◆ SET PROBLEM:
Verbatim output of all the material below is required.

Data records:
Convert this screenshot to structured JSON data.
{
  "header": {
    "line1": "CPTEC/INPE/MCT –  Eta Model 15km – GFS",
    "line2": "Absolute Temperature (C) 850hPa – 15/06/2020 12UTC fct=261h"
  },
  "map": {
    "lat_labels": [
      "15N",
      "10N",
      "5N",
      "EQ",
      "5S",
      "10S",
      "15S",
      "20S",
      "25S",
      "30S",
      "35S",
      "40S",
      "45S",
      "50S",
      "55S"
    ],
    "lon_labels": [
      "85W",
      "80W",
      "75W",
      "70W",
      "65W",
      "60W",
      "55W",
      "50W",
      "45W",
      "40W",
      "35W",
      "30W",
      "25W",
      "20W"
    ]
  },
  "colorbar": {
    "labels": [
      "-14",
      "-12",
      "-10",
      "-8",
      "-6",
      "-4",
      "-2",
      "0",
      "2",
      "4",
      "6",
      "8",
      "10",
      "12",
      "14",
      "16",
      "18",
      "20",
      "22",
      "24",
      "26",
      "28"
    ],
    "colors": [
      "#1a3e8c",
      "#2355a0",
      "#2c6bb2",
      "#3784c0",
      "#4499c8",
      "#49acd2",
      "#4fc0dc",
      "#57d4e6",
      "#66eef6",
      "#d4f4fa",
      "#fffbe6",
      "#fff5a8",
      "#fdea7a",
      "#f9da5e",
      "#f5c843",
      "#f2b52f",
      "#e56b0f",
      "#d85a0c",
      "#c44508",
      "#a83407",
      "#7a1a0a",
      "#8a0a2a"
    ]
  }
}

◆ WRITTEN SOLUTION:
Convert this screenshot to structured JSON data.
{
  "header": {
    "line1": "CPTEC/INPE/MCT –  Eta Model 15km – GFS",
    "line2": "Absolute Temperature (C) 850hPa – 15/06/2020 12UTC fct=261h"
  },
  "map": {
    "lat_labels": [
      "15N",
      "10N",
      "5N",
      "EQ",
      "5S",
      "10S",
      "15S",
      "20S",
      "25S",
      "30S",
      "35S",
      "40S",
      "45S",
      "50S",
      "55S"
    ],
    "lon_labels": [
      "85W",
      "80W",
      "75W",
      "70W",
      "65W",
      "60W",
      "55W",
      "50W",
      "45W",
      "40W",
      "35W",
      "30W",
      "25W",
      "20W"
    ]
  },
  "colorbar": {
    "labels": [
      "-14",
      "-12",
      "-10",
      "-8",
      "-6",
      "-4",
      "-2",
      "0",
      "2",
      "4",
      "6",
      "8",
      "10",
      "12",
      "14",
      "16",
      "18",
      "20",
      "22",
      "24",
      "26",
      "28"
    ],
    "colors": [
      "#1a3e8c",
      "#2355a0",
      "#2c6bb2",
      "#3784c0",
      "#4499c8",
      "#49acd2",
      "#4fc0dc",
      "#57d4e6",
      "#66eef6",
      "#d4f4fa",
      "#fffbe6",
      "#fff5a8",
      "#fdea7a",
      "#f9da5e",
      "#f5c843",
      "#f2b52f",
      "#e56b0f",
      "#d85a0c",
      "#c44508",
      "#a83407",
      "#7a1a0a",
      "#8a0a2a"
    ]
  }
}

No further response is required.